**Input data**
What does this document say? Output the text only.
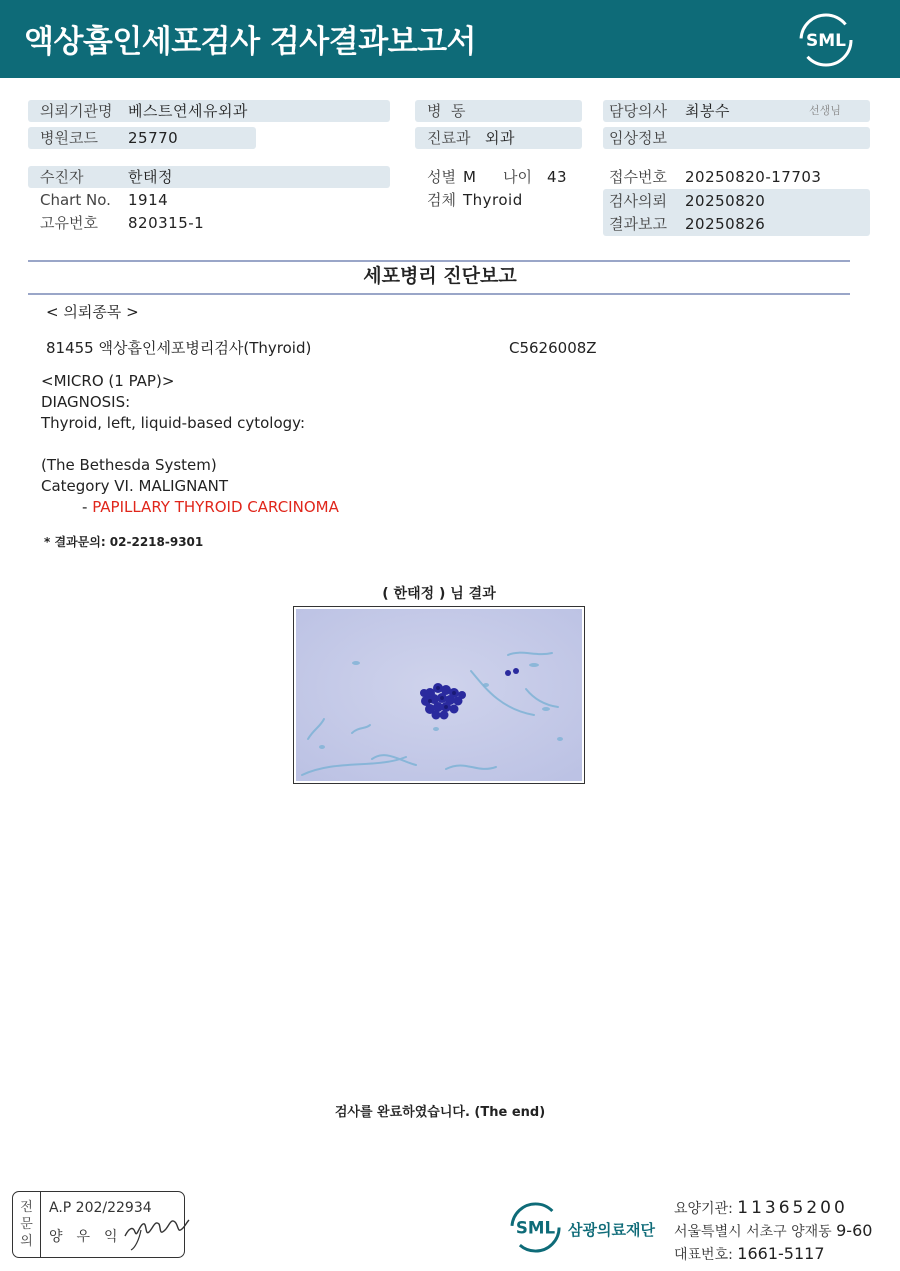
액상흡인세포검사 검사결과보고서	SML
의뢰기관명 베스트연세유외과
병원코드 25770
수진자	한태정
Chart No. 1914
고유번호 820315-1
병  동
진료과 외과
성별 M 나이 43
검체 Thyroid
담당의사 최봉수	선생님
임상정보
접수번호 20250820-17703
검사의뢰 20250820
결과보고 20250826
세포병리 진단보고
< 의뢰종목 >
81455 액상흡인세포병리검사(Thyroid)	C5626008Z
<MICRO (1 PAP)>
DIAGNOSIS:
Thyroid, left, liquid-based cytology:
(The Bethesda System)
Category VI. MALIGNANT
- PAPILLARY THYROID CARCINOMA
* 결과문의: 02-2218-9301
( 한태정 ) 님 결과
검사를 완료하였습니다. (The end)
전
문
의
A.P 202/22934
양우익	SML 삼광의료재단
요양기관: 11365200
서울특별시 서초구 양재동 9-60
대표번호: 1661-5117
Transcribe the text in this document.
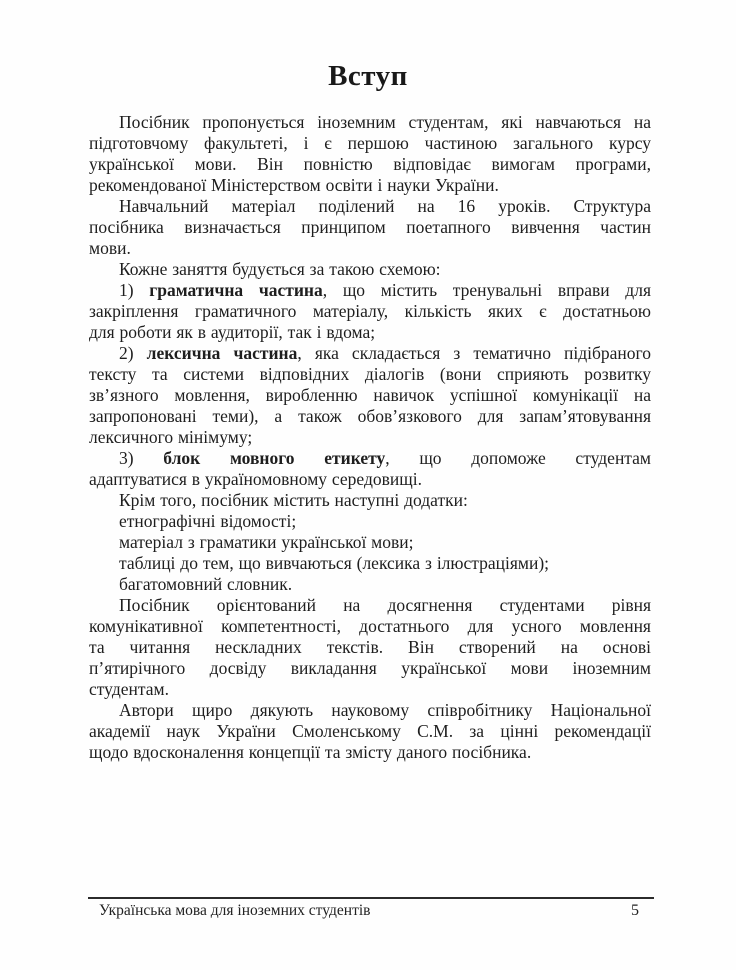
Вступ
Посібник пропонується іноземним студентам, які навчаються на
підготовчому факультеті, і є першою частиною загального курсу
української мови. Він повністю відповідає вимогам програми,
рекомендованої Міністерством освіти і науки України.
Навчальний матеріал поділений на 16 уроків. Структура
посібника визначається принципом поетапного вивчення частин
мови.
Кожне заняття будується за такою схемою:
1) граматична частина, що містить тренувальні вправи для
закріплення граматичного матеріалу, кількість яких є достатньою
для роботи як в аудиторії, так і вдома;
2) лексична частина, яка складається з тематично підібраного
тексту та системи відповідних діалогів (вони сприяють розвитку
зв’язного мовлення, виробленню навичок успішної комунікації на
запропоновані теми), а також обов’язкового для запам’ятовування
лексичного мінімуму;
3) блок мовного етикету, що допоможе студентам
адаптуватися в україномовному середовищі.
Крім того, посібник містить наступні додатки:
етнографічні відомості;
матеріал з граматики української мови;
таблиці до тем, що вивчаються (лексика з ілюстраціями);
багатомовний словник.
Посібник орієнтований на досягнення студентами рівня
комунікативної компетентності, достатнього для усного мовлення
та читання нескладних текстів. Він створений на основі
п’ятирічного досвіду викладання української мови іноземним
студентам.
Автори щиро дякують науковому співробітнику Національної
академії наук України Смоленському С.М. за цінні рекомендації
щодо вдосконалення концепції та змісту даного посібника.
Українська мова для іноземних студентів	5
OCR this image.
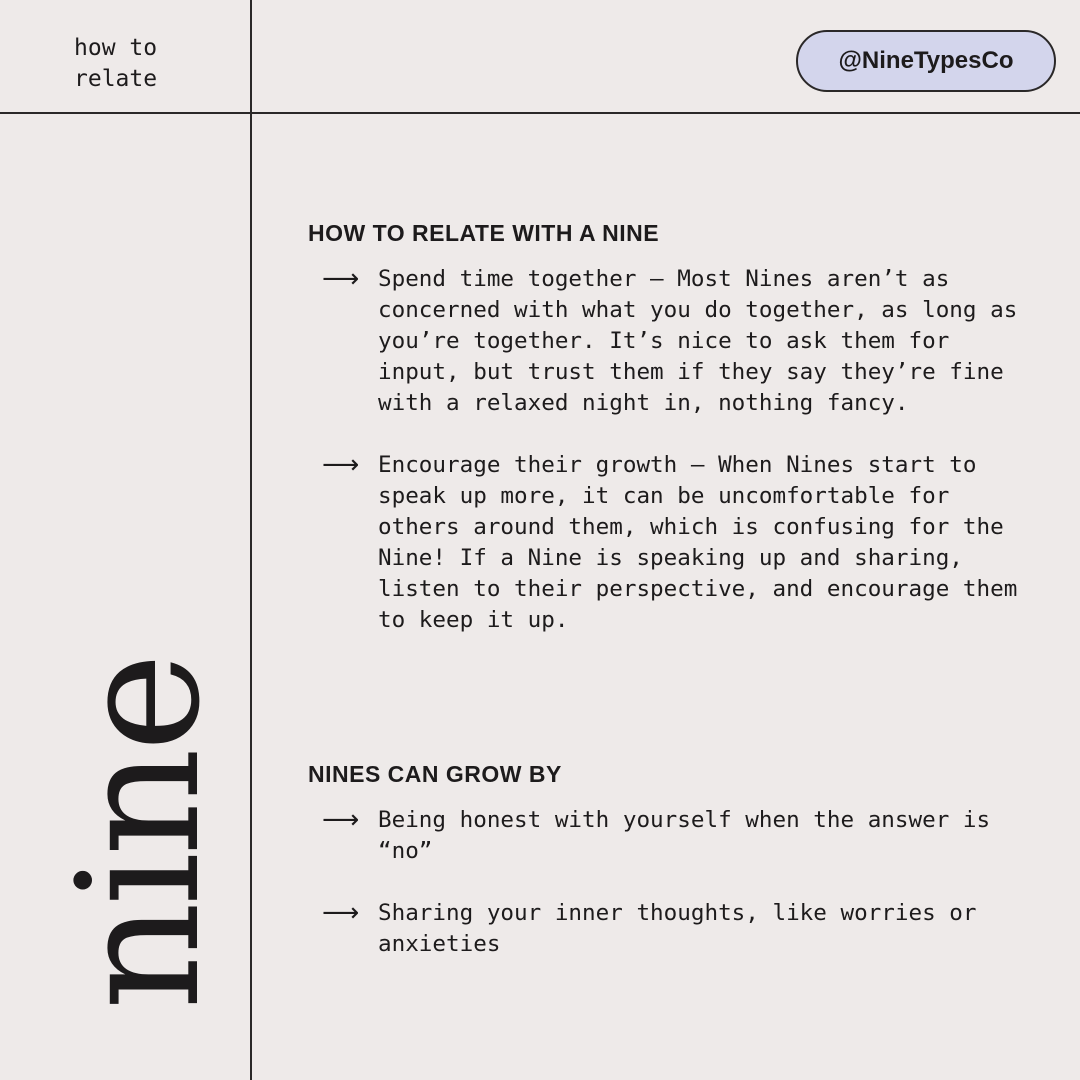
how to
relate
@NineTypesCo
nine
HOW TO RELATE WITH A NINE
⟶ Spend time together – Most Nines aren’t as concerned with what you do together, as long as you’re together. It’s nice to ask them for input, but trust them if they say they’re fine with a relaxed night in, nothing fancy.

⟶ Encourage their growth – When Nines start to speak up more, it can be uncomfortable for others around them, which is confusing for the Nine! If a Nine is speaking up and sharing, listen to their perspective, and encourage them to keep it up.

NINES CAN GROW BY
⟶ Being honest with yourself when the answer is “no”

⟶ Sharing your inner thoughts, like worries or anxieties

**Instructions for the task**
Leave out the pictures and give the listing above again exactly.

**Reply to the task**
What does this document say? Output the text only.
액상흡인세포검사 검사결과보고서	SML
의뢰기관명 베스트연세유외과
병원코드 25770
수진자	한태정
Chart No. 1914
고유번호 820315-1
병  동
진료과 외과
성별 M 나이 43
검체 Thyroid
담당의사 최봉수	선생님
임상정보
접수번호 20250820-17703
검사의뢰 20250820
결과보고 20250826
세포병리 진단보고
< 의뢰종목 >
81455 액상흡인세포병리검사(Thyroid)	C5626008Z
<MICRO (1 PAP)>
DIAGNOSIS:
Thyroid, left, liquid-based cytology:
(The Bethesda System)
Category VI. MALIGNANT
- PAPILLARY THYROID CARCINOMA
* 결과문의: 02-2218-9301
( 한태정 ) 님 결과
검사를 완료하였습니다. (The end)
전
문
의
A.P 202/22934
양우익	SML 삼광의료재단
요양기관: 11365200
서울특별시 서초구 양재동 9-60
대표번호: 1661-5117
Transcribe the text in this document.
Вступ
Посібник пропонується іноземним студентам, які навчаються на
підготовчому факультеті, і є першою частиною загального курсу
української мови. Він повністю відповідає вимогам програми,
рекомендованої Міністерством освіти і науки України.
Навчальний матеріал поділений на 16 уроків. Структура
посібника визначається принципом поетапного вивчення частин
мови.
Кожне заняття будується за такою схемою:
1) граматична частина, що містить тренувальні вправи для
закріплення граматичного матеріалу, кількість яких є достатньою
для роботи як в аудиторії, так і вдома;
2) лексична частина, яка складається з тематично підібраного
тексту та системи відповідних діалогів (вони сприяють розвитку
зв’язного мовлення, виробленню навичок успішної комунікації на
запропоновані теми), а також обов’язкового для запам’ятовування
лексичного мінімуму;
3) блок мовного етикету, що допоможе студентам
адаптуватися в україномовному середовищі.
Крім того, посібник містить наступні додатки:
етнографічні відомості;
матеріал з граматики української мови;
таблиці до тем, що вивчаються (лексика з ілюстраціями);
багатомовний словник.
Посібник орієнтований на досягнення студентами рівня
комунікативної компетентності, достатнього для усного мовлення
та читання нескладних текстів. Він створений на основі
п’ятирічного досвіду викладання української мови іноземним
студентам.
Автори щиро дякують науковому співробітнику Національної
академії наук України Смоленському С.М. за цінні рекомендації
щодо вдосконалення концепції та змісту даного посібника.
Українська мова для іноземних студентів	5
OCR this image.
how to
relate
@NineTypesCo
nine
HOW TO RELATE WITH A NINE
⟶ Spend time together – Most Nines aren’t as concerned with what you do together, as long as you’re together. It’s nice to ask them for input, but trust them if they say they’re fine with a relaxed night in, nothing fancy.

⟶ Encourage their growth – When Nines start to speak up more, it can be uncomfortable for others around them, which is confusing for the Nine! If a Nine is speaking up and sharing, listen to their perspective, and encourage them to keep it up.

NINES CAN GROW BY
⟶ Being honest with yourself when the answer is “no”

⟶ Sharing your inner thoughts, like worries or anxieties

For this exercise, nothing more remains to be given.